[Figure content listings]

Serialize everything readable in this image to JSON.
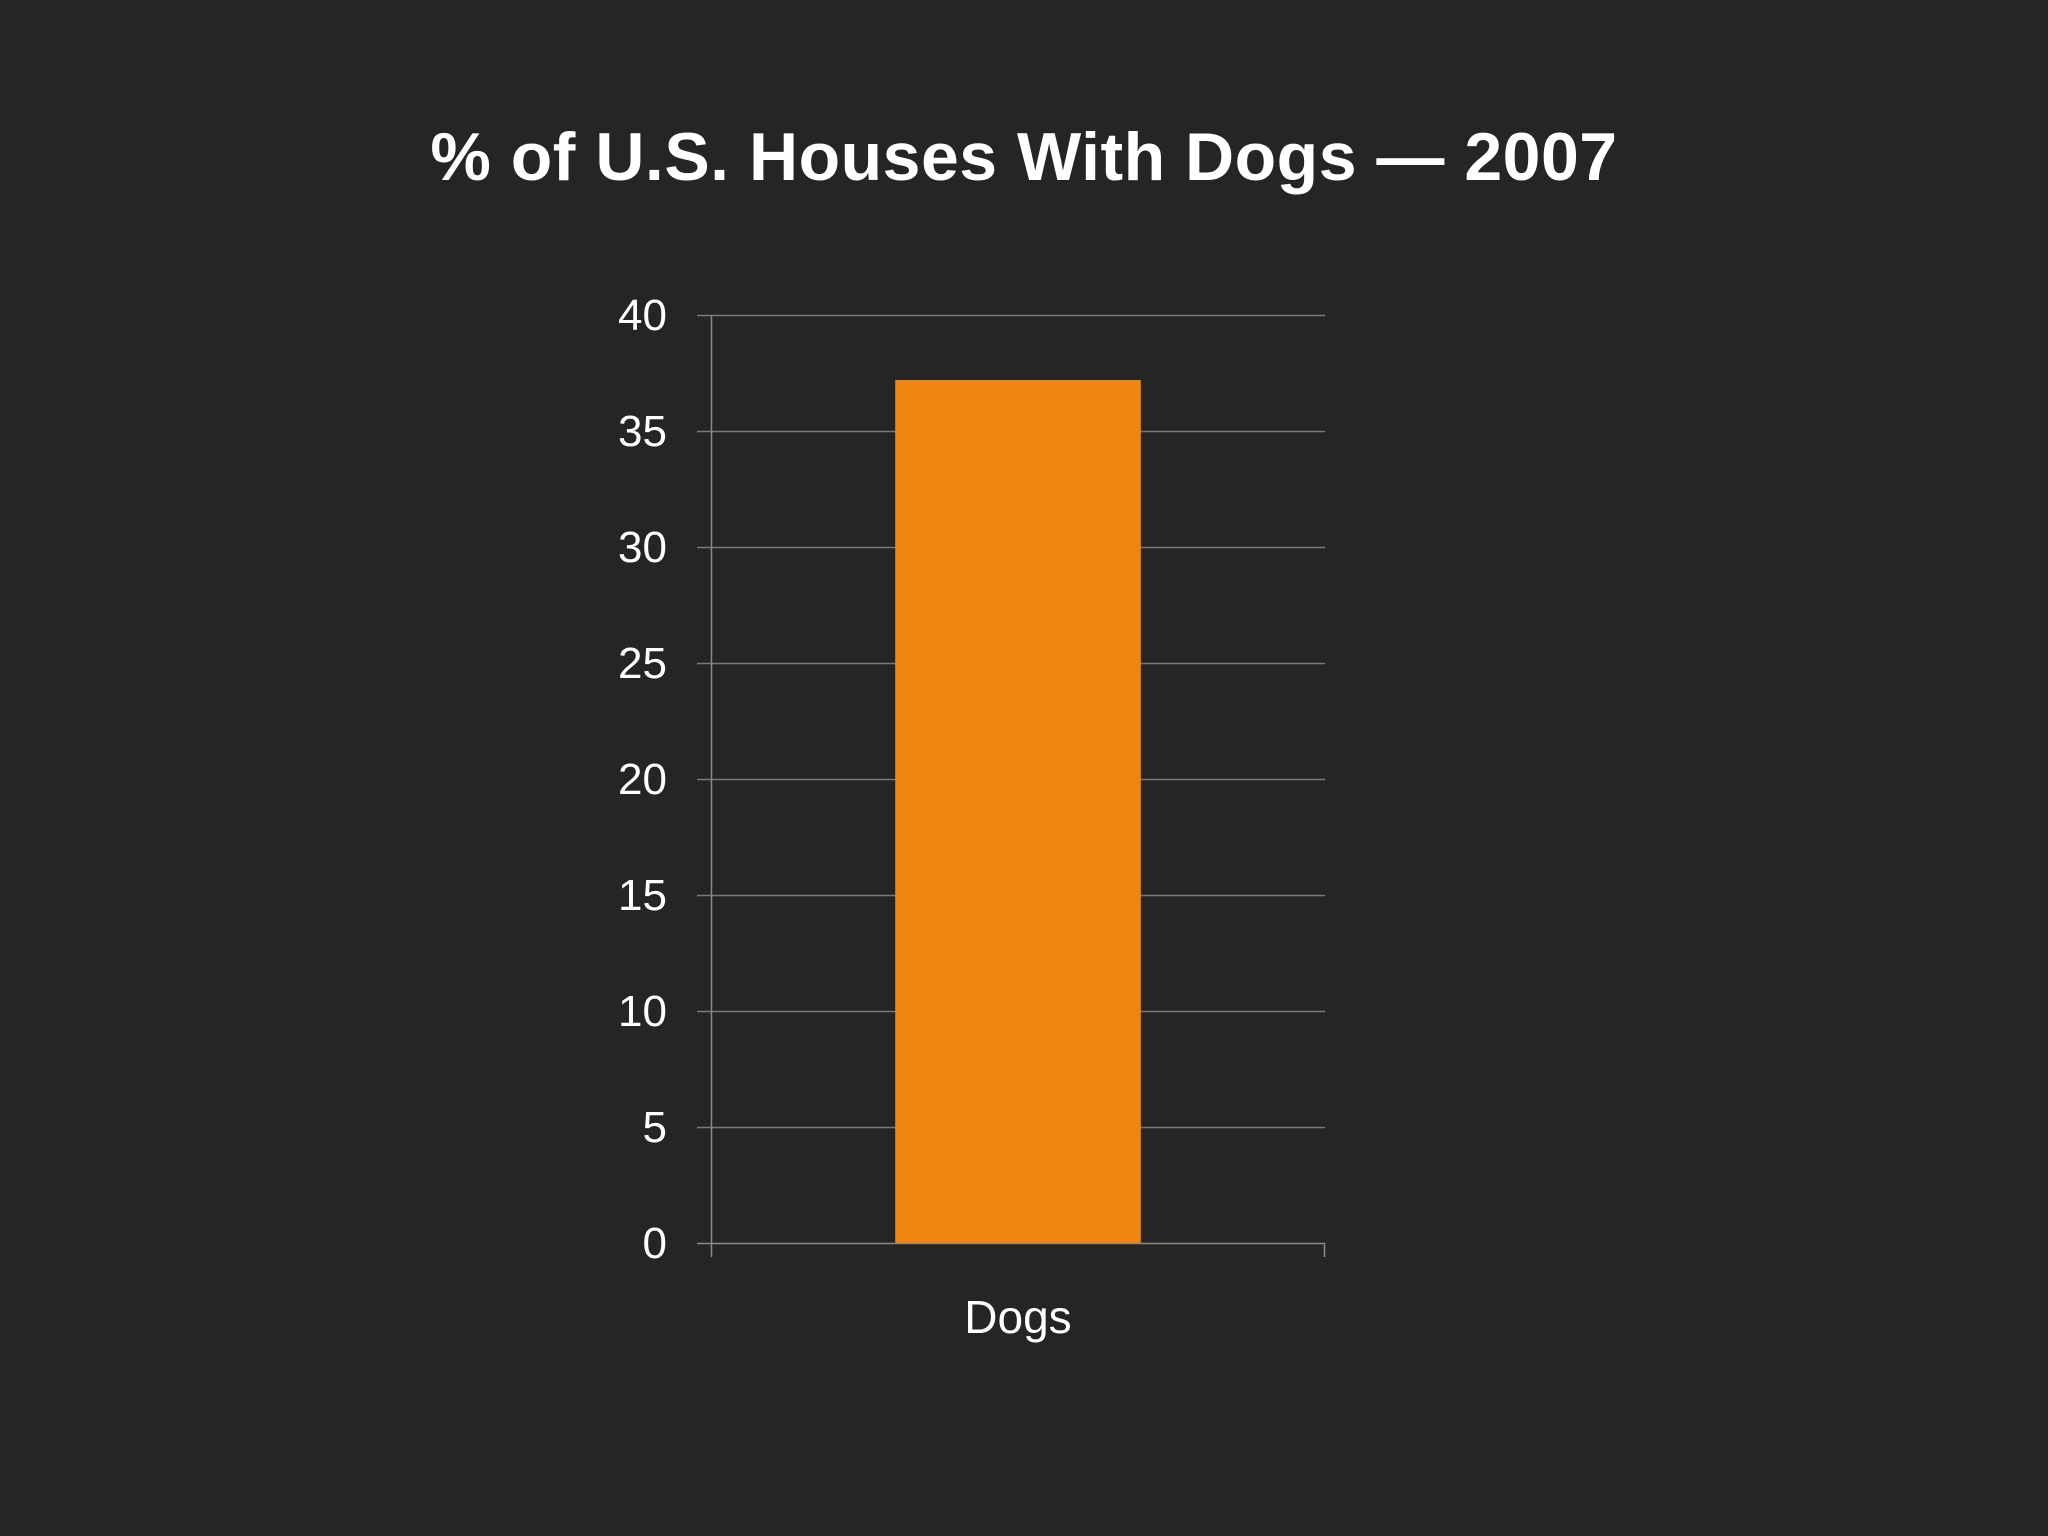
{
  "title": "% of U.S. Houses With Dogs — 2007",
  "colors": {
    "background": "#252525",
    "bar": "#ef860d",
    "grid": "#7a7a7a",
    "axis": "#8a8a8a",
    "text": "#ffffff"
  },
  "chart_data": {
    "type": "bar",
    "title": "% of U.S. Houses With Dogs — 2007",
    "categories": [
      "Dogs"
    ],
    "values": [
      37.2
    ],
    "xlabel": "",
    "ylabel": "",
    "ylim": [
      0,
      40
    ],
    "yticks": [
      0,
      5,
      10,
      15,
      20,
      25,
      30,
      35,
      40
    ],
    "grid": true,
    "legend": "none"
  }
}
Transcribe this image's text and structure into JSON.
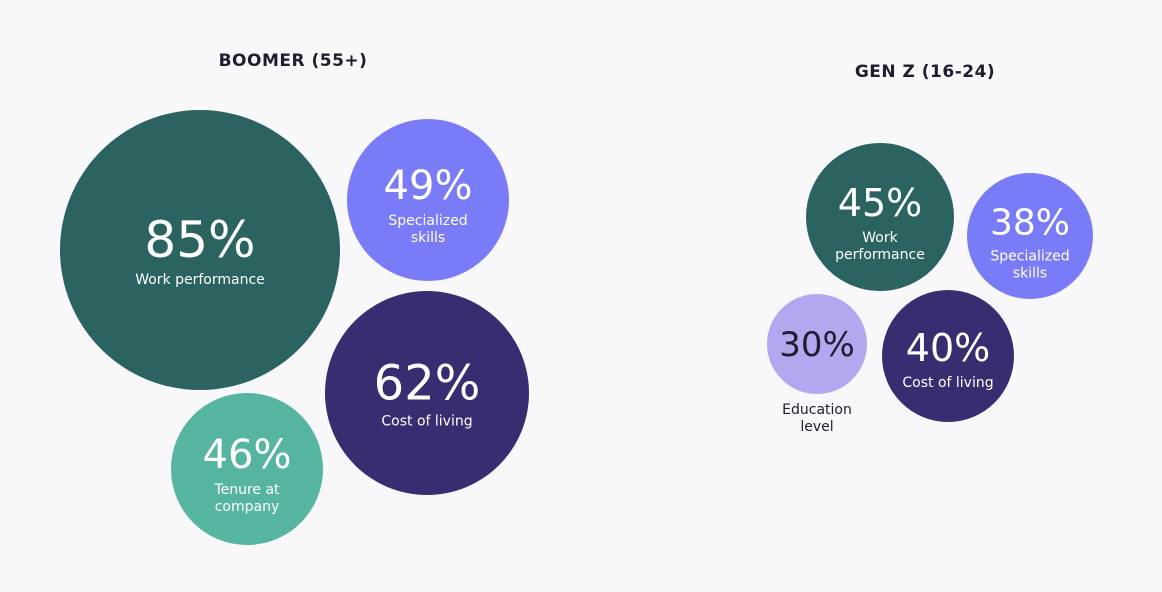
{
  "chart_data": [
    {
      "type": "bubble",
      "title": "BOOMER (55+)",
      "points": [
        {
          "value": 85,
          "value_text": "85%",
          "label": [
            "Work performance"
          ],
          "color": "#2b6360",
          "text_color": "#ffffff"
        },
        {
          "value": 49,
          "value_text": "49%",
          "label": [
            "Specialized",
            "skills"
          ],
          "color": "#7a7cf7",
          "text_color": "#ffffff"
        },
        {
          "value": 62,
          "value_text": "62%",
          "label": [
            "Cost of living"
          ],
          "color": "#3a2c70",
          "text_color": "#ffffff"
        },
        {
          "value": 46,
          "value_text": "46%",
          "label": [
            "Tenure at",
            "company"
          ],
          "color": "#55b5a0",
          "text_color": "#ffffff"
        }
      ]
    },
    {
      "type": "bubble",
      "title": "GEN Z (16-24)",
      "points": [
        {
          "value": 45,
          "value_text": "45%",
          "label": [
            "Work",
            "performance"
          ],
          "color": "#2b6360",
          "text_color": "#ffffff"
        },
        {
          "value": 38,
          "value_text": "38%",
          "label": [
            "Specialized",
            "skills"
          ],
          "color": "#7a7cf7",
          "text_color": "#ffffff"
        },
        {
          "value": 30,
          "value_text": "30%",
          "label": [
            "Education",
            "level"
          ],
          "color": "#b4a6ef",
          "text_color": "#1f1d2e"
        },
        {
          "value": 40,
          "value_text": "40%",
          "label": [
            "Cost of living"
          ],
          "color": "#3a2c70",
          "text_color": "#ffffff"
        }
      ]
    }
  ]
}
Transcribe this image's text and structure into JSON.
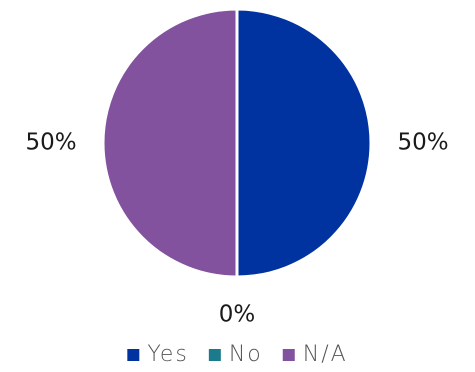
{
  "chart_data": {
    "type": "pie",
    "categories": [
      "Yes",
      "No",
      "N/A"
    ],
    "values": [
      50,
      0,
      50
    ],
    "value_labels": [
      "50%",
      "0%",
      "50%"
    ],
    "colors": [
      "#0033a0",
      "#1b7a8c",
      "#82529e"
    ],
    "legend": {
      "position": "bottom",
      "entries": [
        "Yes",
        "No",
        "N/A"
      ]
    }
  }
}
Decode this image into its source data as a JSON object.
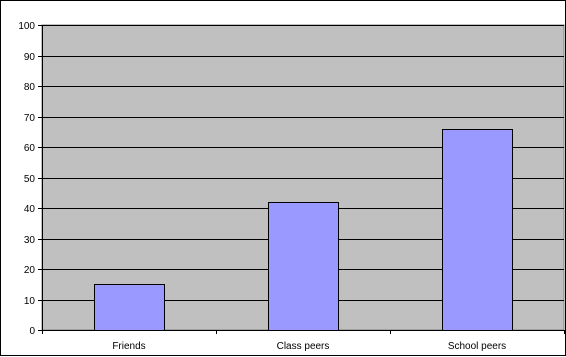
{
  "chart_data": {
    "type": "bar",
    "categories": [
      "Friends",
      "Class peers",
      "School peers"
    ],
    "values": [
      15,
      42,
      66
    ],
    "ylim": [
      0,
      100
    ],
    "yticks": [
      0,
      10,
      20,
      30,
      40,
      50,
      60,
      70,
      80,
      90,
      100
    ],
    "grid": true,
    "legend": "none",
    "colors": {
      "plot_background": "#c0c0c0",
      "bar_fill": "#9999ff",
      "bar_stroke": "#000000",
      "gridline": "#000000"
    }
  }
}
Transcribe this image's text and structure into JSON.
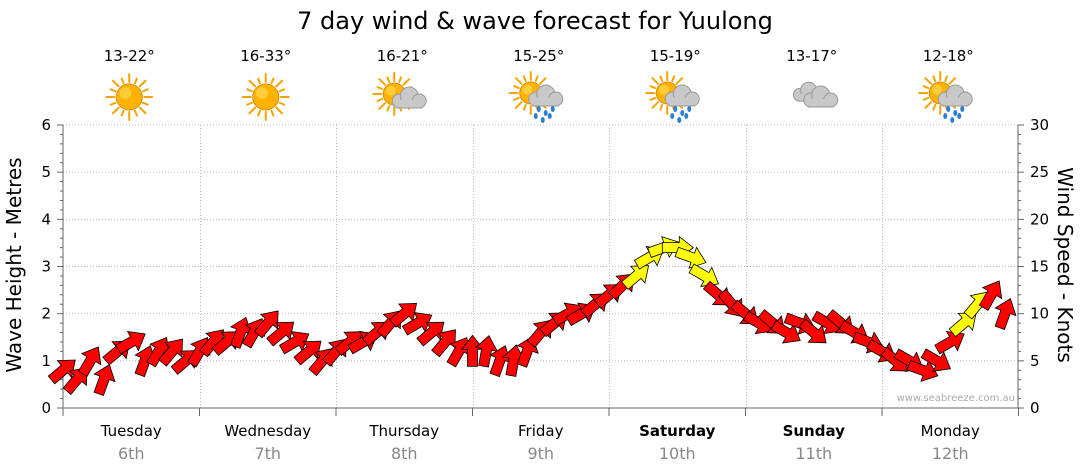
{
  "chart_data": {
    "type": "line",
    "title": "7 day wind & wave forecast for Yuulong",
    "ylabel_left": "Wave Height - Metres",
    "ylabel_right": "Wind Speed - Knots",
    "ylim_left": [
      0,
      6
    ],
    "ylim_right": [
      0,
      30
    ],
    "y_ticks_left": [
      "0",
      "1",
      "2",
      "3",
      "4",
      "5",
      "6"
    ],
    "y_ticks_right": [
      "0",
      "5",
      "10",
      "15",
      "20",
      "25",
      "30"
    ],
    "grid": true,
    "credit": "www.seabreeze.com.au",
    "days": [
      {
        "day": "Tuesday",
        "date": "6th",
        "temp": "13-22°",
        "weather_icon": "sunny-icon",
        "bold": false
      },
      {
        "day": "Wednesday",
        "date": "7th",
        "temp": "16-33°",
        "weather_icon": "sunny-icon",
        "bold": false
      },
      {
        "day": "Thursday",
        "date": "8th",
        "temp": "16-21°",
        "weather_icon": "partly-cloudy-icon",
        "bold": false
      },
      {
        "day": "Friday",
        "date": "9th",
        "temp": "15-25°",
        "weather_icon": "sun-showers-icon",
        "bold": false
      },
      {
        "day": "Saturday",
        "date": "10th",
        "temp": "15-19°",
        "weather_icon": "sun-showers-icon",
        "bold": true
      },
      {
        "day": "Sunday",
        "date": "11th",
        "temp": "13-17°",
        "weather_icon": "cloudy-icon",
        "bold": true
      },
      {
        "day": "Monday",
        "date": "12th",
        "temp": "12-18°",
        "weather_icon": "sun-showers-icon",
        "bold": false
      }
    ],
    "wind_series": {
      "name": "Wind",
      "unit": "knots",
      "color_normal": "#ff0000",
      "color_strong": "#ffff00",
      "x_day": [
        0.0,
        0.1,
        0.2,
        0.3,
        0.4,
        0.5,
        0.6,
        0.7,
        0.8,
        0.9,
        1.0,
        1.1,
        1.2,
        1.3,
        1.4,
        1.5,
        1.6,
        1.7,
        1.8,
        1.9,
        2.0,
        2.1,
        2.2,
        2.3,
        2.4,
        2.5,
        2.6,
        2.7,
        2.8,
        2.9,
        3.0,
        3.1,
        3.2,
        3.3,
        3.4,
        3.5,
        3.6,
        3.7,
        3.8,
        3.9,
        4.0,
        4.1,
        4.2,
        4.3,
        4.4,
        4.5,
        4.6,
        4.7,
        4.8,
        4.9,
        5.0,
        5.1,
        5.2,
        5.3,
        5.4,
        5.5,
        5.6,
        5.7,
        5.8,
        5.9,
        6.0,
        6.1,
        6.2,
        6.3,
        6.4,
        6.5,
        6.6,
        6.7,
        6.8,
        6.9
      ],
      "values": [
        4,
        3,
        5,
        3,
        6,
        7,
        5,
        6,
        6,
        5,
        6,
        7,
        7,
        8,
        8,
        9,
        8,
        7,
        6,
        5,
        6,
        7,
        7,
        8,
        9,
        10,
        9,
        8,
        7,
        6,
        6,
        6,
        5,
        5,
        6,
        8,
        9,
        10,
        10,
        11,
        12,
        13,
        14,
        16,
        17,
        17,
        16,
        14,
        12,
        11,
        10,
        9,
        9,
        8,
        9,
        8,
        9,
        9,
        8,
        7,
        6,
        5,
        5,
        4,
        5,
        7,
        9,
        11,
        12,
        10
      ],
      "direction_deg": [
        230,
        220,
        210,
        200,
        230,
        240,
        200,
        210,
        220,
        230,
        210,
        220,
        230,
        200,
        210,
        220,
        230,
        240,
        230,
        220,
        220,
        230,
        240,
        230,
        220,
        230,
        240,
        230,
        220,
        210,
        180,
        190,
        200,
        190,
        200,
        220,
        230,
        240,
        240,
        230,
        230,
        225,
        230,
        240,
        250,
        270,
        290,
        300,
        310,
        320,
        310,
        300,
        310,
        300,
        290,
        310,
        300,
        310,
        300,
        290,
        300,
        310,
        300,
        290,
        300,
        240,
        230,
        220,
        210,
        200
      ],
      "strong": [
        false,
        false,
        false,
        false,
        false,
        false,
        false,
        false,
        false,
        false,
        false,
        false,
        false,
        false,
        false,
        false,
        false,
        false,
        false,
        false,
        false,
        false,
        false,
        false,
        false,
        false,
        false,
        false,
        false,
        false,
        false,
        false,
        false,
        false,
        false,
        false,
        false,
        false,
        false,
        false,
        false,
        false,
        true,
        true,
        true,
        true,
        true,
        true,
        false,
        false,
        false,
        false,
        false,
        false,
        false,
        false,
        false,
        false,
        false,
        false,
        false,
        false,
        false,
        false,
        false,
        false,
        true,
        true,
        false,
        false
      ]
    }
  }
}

=== Brief ===
Find each line holding "title". Copy it out.

=== Task response ===
  "title": "% of U.S. Houses With Dogs — 2007",
    "title": "% of U.S. Houses With Dogs — 2007",
      "title": "BOOMER (55+)",
      "title": "GEN Z (16-24)",
    "title": "7 day wind & wave forecast for Yuulong",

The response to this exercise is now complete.